### STATED PROBLEM
Give a verbatim copy of the lines below, minus the pictures.

### PROVIDED RECORDS

####

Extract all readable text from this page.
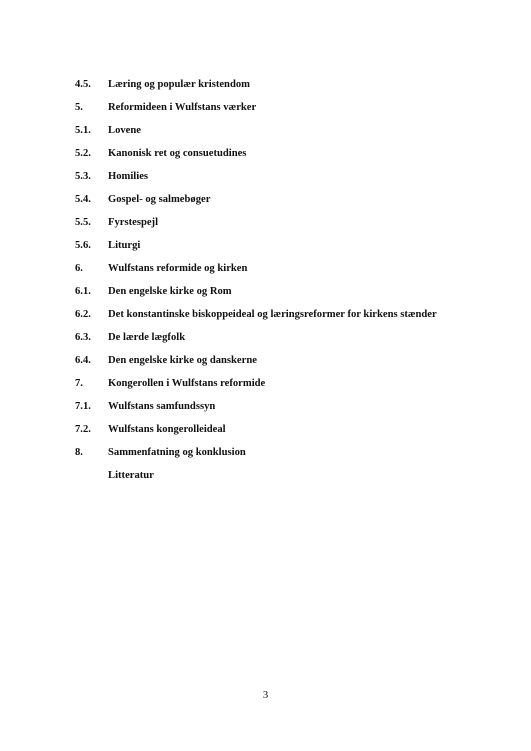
4.5. Læring og populær kristendom
5. Reformideen i Wulfstans værker
5.1. Lovene
5.2. Kanonisk ret og consuetudines
5.3. Homilies
5.4. Gospel- og salmebøger
5.5. Fyrstespejl
5.6. Liturgi
6. Wulfstans reformide og kirken
6.1. Den engelske kirke og Rom
6.2. Det konstantinske biskoppeideal og læringsreformer for kirkens stænder
6.3. De lærde lægfolk
6.4. Den engelske kirke og danskerne
7. Kongerollen i Wulfstans reformide
7.1. Wulfstans samfundssyn
7.2. Wulfstans kongerolleideal
8. Sammenfatning og konklusion
Litteratur
3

####

### ANSWER BELOW
Extract all readable text from this page.
4.5. Læring og populær kristendom
5. Reformideen i Wulfstans værker
5.1. Lovene
5.2. Kanonisk ret og consuetudines
5.3. Homilies
5.4. Gospel- og salmebøger
5.5. Fyrstespejl
5.6. Liturgi
6. Wulfstans reformide og kirken
6.1. Den engelske kirke og Rom
6.2. Det konstantinske biskoppeideal og læringsreformer for kirkens stænder
6.3. De lærde lægfolk
6.4. Den engelske kirke og danskerne
7. Kongerollen i Wulfstans reformide
7.1. Wulfstans samfundssyn
7.2. Wulfstans kongerolleideal
8. Sammenfatning og konklusion
Litteratur
3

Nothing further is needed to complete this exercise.